Your instructions: Using the material below, work out how many lines contain the word "text". Reply with the number and nothing more.

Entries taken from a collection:
►

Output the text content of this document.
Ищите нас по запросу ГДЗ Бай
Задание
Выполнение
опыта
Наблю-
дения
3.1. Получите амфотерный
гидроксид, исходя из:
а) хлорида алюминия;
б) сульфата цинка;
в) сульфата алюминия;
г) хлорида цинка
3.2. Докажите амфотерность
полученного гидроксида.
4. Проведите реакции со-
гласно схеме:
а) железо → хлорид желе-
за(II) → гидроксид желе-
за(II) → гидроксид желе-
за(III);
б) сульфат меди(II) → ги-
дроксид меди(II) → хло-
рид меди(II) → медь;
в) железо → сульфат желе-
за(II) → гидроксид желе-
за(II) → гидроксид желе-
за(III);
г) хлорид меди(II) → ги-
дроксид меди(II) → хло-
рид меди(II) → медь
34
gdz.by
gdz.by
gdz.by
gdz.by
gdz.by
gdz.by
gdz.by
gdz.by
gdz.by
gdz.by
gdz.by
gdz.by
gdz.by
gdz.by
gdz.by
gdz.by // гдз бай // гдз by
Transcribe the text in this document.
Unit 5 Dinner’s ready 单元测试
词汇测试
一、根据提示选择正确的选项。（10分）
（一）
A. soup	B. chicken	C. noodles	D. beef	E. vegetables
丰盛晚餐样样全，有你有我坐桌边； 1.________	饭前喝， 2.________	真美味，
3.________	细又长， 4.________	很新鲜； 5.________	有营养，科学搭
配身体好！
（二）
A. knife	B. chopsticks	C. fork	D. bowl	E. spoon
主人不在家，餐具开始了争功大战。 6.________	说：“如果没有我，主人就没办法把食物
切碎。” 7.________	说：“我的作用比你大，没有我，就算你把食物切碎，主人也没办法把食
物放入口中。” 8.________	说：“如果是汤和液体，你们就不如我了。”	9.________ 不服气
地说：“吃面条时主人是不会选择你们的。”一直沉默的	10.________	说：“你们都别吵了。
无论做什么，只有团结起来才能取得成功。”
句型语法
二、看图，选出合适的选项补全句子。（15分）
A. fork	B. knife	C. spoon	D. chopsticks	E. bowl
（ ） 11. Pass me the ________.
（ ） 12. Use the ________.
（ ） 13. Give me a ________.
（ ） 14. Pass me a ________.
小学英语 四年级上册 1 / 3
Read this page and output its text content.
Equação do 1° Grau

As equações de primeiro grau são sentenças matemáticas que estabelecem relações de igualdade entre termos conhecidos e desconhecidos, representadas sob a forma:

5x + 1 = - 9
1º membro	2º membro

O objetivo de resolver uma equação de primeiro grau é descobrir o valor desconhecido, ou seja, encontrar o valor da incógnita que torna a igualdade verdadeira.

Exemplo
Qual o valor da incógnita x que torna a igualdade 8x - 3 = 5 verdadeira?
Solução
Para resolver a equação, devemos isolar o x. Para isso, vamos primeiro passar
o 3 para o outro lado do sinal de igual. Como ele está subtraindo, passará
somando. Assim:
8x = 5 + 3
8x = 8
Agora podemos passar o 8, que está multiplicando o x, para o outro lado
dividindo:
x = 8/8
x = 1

◄

Result of the task: 3